PROVIDED ENTRIES =
━━━━━━━━━━━━━━━━

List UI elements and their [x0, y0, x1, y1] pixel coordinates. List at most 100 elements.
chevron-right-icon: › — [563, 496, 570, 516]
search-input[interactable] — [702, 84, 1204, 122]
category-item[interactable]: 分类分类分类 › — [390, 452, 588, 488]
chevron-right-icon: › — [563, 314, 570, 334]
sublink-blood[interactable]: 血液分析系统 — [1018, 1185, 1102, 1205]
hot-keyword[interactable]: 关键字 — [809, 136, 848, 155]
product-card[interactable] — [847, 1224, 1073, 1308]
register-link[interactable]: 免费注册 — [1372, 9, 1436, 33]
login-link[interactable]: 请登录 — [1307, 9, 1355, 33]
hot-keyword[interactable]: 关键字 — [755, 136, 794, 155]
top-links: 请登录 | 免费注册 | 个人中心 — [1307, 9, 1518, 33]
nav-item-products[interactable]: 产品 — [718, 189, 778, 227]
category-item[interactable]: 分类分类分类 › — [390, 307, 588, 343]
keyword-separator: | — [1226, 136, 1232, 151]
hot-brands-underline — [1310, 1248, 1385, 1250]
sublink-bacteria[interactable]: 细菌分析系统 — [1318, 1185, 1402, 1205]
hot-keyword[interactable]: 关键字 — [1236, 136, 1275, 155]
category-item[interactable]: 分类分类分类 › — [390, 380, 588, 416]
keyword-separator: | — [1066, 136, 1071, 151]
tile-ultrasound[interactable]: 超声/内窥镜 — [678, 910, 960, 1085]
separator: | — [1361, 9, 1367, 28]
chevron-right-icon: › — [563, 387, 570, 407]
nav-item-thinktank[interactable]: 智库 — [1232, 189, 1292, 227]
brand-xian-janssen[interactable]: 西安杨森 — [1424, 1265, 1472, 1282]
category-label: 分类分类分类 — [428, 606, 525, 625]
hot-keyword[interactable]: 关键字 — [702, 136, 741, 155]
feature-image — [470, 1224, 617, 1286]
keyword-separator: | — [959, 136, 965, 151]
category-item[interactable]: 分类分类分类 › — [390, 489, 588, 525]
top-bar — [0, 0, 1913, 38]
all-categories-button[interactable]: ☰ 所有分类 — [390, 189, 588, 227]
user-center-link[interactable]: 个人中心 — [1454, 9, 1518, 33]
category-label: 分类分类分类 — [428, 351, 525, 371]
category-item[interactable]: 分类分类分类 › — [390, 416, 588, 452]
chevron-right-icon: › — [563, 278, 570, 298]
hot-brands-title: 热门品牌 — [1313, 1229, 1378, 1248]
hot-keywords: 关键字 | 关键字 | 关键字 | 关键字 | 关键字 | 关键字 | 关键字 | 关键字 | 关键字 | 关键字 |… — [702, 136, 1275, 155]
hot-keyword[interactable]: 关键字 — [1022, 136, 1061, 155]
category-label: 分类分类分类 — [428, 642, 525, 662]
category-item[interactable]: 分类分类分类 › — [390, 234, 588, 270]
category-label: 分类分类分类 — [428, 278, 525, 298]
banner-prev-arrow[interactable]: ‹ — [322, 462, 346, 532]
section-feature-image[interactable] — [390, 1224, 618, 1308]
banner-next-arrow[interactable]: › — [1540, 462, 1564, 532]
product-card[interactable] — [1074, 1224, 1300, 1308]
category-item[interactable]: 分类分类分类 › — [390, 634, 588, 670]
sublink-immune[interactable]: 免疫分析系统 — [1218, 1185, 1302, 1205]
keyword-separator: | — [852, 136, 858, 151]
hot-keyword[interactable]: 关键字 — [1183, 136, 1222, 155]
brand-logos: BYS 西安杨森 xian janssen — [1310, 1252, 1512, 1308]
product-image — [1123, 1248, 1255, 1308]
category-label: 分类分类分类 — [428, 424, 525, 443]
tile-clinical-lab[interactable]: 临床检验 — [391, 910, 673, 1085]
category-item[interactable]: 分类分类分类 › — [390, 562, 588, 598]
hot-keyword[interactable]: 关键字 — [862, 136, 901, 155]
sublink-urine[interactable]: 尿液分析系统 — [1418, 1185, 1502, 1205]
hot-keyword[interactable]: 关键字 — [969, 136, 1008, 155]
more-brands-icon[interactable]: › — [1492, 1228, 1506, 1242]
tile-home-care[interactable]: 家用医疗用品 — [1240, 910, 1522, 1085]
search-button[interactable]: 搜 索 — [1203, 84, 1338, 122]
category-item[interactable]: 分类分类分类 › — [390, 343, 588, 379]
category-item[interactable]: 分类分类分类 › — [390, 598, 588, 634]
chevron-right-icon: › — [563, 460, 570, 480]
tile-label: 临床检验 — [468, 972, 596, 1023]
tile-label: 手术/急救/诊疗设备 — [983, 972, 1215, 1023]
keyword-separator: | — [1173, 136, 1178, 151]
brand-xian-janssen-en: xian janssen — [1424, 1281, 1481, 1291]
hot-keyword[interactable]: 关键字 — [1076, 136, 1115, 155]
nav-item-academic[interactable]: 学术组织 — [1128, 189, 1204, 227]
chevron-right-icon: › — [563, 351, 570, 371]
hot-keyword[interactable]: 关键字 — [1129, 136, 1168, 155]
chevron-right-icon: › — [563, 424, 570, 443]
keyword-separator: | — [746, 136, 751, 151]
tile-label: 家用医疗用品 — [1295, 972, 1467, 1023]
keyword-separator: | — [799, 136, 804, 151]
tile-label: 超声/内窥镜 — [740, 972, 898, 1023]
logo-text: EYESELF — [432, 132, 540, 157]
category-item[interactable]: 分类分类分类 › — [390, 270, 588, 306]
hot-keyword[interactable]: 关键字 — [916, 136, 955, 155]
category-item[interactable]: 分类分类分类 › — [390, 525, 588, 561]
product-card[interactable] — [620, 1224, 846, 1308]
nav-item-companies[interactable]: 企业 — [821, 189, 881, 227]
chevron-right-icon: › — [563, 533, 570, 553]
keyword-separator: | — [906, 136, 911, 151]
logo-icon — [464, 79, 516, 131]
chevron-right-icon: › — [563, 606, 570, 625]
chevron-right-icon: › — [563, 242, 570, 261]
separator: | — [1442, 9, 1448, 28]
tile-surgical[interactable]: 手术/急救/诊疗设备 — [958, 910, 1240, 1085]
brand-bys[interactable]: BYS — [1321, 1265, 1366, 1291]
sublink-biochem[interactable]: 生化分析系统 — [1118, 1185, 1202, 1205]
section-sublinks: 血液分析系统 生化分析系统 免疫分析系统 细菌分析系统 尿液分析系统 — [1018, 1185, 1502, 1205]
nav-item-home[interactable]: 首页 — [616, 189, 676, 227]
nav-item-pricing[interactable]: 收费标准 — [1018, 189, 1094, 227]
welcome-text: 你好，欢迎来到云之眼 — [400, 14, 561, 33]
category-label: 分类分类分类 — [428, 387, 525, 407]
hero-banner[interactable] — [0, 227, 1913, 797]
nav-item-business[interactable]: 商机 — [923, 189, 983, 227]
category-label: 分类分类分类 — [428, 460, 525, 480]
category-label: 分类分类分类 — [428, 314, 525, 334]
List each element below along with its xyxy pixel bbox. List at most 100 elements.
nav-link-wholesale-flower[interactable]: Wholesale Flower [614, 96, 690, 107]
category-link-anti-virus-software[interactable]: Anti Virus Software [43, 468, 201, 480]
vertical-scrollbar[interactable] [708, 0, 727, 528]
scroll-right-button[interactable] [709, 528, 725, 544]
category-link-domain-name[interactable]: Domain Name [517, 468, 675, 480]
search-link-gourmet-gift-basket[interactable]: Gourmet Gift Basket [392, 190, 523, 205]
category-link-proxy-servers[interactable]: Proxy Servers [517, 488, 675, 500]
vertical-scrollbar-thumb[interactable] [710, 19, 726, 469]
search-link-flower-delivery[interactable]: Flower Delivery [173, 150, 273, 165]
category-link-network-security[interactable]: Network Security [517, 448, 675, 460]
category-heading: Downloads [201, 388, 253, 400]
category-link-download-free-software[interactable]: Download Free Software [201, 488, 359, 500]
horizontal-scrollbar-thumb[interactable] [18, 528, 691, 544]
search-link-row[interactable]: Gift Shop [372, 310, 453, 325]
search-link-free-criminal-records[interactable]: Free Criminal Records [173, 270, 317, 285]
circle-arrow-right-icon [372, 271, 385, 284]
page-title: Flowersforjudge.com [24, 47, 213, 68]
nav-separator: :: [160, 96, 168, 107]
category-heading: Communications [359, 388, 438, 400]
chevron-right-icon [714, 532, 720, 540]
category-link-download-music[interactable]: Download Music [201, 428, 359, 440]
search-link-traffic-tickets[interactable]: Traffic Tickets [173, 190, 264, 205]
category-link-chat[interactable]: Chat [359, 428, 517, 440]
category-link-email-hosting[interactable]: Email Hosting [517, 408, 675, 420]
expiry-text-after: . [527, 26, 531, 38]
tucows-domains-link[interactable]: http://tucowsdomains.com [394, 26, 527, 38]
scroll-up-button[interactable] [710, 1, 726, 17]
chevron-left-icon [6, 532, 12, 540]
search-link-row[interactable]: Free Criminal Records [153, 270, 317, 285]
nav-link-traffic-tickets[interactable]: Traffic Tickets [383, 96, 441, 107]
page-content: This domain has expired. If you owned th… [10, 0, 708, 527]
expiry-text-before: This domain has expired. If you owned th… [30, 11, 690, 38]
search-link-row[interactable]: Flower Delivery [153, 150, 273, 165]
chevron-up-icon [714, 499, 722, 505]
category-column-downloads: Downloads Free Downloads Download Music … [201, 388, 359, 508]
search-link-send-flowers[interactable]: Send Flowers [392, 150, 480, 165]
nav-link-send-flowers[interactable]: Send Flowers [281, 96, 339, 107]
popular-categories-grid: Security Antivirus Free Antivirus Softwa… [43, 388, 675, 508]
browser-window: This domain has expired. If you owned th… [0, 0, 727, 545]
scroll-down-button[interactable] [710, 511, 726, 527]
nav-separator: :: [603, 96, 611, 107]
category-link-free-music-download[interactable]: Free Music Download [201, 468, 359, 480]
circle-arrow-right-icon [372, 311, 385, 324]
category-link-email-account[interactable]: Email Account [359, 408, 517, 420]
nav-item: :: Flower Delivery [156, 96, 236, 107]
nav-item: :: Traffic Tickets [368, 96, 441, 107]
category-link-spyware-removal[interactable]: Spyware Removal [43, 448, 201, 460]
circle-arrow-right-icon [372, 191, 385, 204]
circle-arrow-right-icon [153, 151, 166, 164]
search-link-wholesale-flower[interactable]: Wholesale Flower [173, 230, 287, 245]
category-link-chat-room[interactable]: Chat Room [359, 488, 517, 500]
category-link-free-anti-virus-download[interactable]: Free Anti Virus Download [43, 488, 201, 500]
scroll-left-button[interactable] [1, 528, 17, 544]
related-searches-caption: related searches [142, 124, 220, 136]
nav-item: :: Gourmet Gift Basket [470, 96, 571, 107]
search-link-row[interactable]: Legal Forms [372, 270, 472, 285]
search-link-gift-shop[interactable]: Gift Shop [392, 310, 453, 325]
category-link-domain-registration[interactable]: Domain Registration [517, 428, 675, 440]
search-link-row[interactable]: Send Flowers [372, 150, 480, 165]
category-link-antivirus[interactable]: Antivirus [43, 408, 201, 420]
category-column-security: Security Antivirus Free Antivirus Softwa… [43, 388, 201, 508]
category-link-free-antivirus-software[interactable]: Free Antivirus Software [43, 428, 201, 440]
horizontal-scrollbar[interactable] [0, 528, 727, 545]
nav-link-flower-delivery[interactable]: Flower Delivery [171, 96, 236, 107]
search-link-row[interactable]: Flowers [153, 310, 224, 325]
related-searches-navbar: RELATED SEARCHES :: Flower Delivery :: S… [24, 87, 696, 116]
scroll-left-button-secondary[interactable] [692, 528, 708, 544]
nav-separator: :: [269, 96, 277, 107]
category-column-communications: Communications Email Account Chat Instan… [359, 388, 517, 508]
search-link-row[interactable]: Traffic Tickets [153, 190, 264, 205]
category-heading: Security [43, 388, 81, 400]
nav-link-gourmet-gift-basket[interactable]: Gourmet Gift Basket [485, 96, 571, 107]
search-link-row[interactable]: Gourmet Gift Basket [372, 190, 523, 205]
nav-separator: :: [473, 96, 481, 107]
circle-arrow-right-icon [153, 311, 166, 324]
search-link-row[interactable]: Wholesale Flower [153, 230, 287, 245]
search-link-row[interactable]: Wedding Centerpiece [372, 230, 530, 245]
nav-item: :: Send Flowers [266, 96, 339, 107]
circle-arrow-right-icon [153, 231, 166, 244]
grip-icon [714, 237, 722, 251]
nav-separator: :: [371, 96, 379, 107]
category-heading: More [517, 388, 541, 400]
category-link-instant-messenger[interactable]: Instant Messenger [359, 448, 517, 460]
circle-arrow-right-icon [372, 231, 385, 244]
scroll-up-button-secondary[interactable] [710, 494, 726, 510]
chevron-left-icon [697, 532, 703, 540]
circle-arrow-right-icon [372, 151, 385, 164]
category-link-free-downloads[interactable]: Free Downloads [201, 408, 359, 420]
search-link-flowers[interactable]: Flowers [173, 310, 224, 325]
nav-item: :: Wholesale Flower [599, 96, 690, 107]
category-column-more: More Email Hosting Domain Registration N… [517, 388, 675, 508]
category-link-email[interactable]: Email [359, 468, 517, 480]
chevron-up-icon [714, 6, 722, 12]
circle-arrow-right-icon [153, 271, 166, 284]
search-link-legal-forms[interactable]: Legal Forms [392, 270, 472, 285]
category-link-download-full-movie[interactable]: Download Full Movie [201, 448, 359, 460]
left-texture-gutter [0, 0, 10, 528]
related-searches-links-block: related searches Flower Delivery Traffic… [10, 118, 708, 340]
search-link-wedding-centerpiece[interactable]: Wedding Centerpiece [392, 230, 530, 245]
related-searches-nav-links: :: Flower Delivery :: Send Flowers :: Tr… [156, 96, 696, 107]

━━━━━━━━━━━━━━━━

WHAT YOU HAVE TO DO =
Report all lines of the data that include the word "janssen".

RESPONSE FOR THIS EXERCISE =
brand-xian-janssen[interactable]: 西安杨森 — [1424, 1265, 1472, 1282]
brand-logos: BYS 西安杨森 xian janssen — [1310, 1252, 1512, 1308]
brand-xian-janssen-en: xian janssen — [1424, 1281, 1481, 1291]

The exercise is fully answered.